Your task - Find every line in the records below that holds the word "Arslan", and copy it out.

Records to use -

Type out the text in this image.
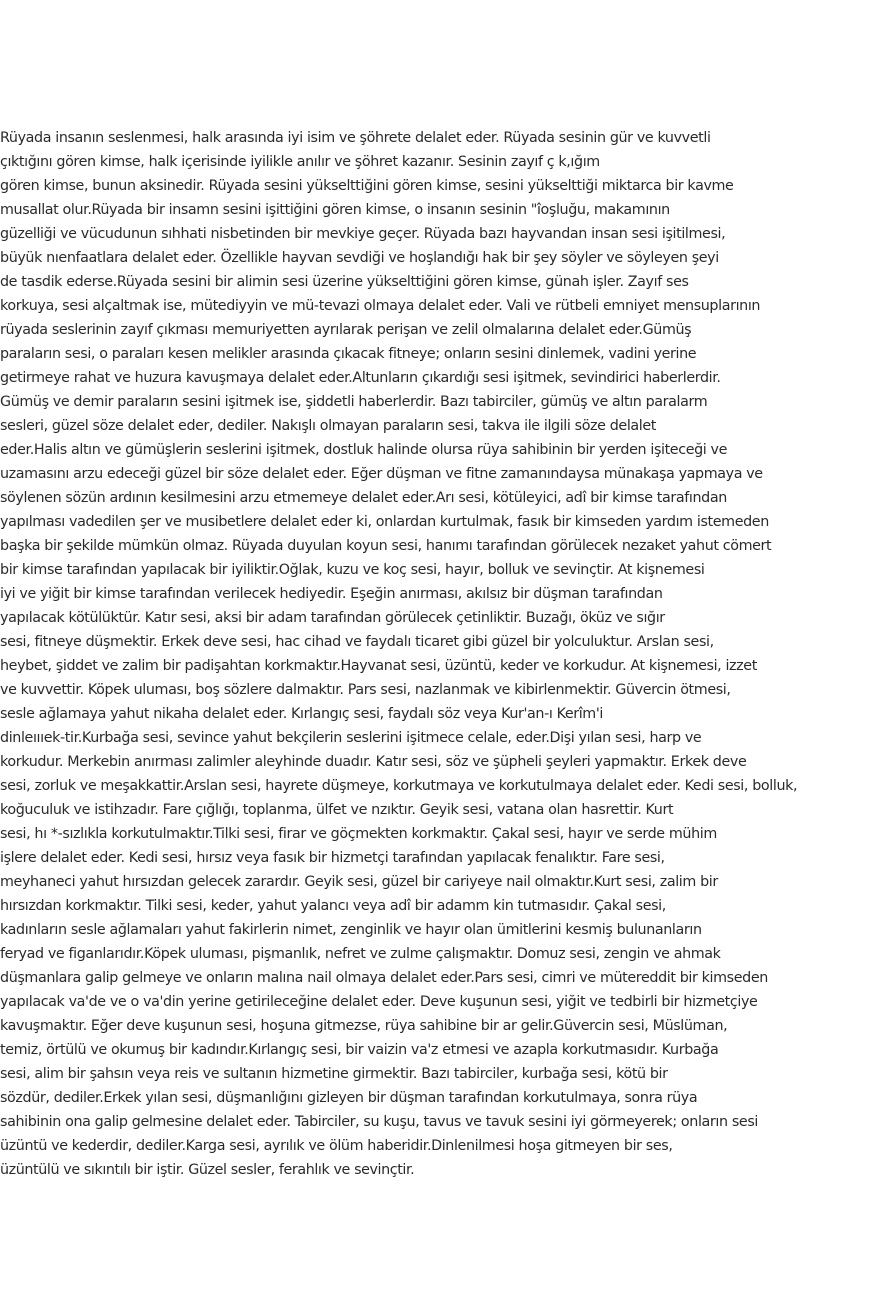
Rüyada insanın seslenmesi, halk arasında iyi isim ve şöhrete delalet eder. Rüyada sesinin gür ve kuvvetli
çıktığını gören kimse, halk içerisinde iyilikle anılır ve şöhret kazanır. Sesinin zayıf ç k,ığım
gören kimse, bunun aksinedir. Rüyada sesini yükselttiğini gören kimse, sesini yükselttiği miktarca bir kavme
musallat olur.Rüyada bir insamn sesini işittiğini gören kimse, o insanın sesinin "îoşluğu, makamının
güzelliği ve vücudunun sıhhati nisbetinden bir mevkiye geçer. Rüyada bazı hayvandan insan sesi işitilmesi,
büyük nıenfaatlara delalet eder. Özellikle hayvan sevdiği ve hoşlandığı hak bir şey söyler ve söyleyen şeyi
de tasdik ederse.Rüyada sesini bir alimin sesi üzerine yükselttiğini gören kimse, günah işler. Zayıf ses
korkuya, sesi alçaltmak ise, mütediyyin ve mü-tevazi olmaya delalet eder. Vali ve rütbeli emniyet mensuplarının
rüyada seslerinin zayıf çıkması memuriyetten ayrılarak perişan ve zelil olmalarına delalet eder.Gümüş
paraların sesi, o paraları kesen melikler arasında çıkacak fitneye; onların sesini dinlemek, vadini yerine
getirmeye rahat ve huzura kavuşmaya delalet eder.Altunların çıkardığı sesi işitmek, sevindirici haberlerdir.
Gümüş ve demir paraların sesini işitmek ise, şiddetli haberlerdir. Bazı tabirciler, gümüş ve altın paralarm
sesleri, güzel söze delalet eder, dediler. Nakışlı olmayan paraların sesi, takva ile ilgili söze delalet
eder.Halis altın ve gümüşlerin seslerini işitmek, dostluk halinde olursa rüya sahibinin bir yerden işiteceği ve
uzamasını arzu edeceği güzel bir söze delalet eder. Eğer düşman ve fitne zamanındaysa münakaşa yapmaya ve
söylenen sözün ardının kesilmesini arzu etmemeye delalet eder.Arı sesi, kötüleyici, adî bir kimse tarafından
yapılması vadedilen şer ve musibetlere delalet eder ki, onlardan kurtulmak, fasık bir kimseden yardım istemeden
başka bir şekilde mümkün olmaz. Rüyada duyulan koyun sesi, hanımı tarafından görülecek nezaket yahut cömert
bir kimse tarafından yapılacak bir iyiliktir.Oğlak, kuzu ve koç sesi, hayır, bolluk ve sevinçtir. At kişnemesi
iyi ve yiğit bir kimse tarafından verilecek hediyedir. Eşeğin anırması, akılsız bir düşman tarafından
yapılacak kötülüktür. Katır sesi, aksi bir adam tarafından görülecek çetinliktir. Buzağı, öküz ve sığır
sesi, fitneye düşmektir. Erkek deve sesi, hac cihad ve faydalı ticaret gibi güzel bir yolculuktur. Arslan sesi,
heybet, şiddet ve zalim bir padişahtan korkmaktır.Hayvanat sesi, üzüntü, keder ve korkudur. At kişnemesi, izzet
ve kuvvettir. Köpek uluması, boş sözlere dalmaktır. Pars sesi, nazlanmak ve kibirlenmektir. Güvercin ötmesi,
sesle ağlamaya yahut nikaha delalet eder. Kırlangıç sesi, faydalı söz veya Kur'an-ı Kerîm'i
dinleıııek-tir.Kurbağa sesi, sevince yahut bekçilerin seslerini işitmece celale, eder.Dişi yılan sesi, harp ve
korkudur. Merkebin anırması zalimler aleyhinde duadır. Katır sesi, söz ve şüpheli şeyleri yapmaktır. Erkek deve
sesi, zorluk ve meşakkattir.Arslan sesi, hayrete düşmeye, korkutmaya ve korkutulmaya delalet eder. Kedi sesi, bolluk,
koğuculuk ve istihzadır. Fare çığlığı, toplanma, ülfet ve nzıktır. Geyik sesi, vatana olan hasrettir. Kurt
sesi, hı *-sızlıkla korkutulmaktır.Tilki sesi, firar ve göçmekten korkmaktır. Çakal sesi, hayır ve serde mühim
işlere delalet eder. Kedi sesi, hırsız veya fasık bir hizmetçi tarafından yapılacak fenalıktır. Fare sesi,
meyhaneci yahut hırsızdan gelecek zarardır. Geyik sesi, güzel bir cariyeye nail olmaktır.Kurt sesi, zalim bir
hırsızdan korkmaktır. Tilki sesi, keder, yahut yalancı veya adî bir adamm kin tutmasıdır. Çakal sesi,
kadınların sesle ağlamaları yahut fakirlerin nimet, zenginlik ve hayır olan ümitlerini kesmiş bulunanların
feryad ve figanlarıdır.Köpek uluması, pişmanlık, nefret ve zulme çalışmaktır. Domuz sesi, zengin ve ahmak
düşmanlara galip gelmeye ve onların malına nail olmaya delalet eder.Pars sesi, cimri ve mütereddit bir kimseden
yapılacak va'de ve o va'din yerine getirileceğine delalet eder. Deve kuşunun sesi, yiğit ve tedbirli bir hizmetçiye
kavuşmaktır. Eğer deve kuşunun sesi, hoşuna gitmezse, rüya sahibine bir ar gelir.Güvercin sesi, Müslüman,
temiz, örtülü ve okumuş bir kadındır.Kırlangıç sesi, bir vaizin va'z etmesi ve azapla korkutmasıdır. Kurbağa
sesi, alim bir şahsın veya reis ve sultanın hizmetine girmektir. Bazı tabirciler, kurbağa sesi, kötü bir
sözdür, dediler.Erkek yılan sesi, düşmanlığını gizleyen bir düşman tarafından korkutulmaya, sonra rüya
sahibinin ona galip gelmesine delalet eder. Tabirciler, su kuşu, tavus ve tavuk sesini iyi görmeyerek; onların sesi
üzüntü ve kederdir, dediler.Karga sesi, ayrılık ve ölüm haberidir.Dinlenilmesi hoşa gitmeyen bir ses,
üzüntülü ve sıkıntılı bir iştir. Güzel sesler, ferahlık ve sevinçtir.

Task answer -
sesi, fitneye düşmektir. Erkek deve sesi, hac cihad ve faydalı ticaret gibi güzel bir yolculuktur. Arslan sesi,
sesi, zorluk ve meşakkattir.Arslan sesi, hayrete düşmeye, korkutmaya ve korkutulmaya delalet eder. Kedi sesi, bolluk,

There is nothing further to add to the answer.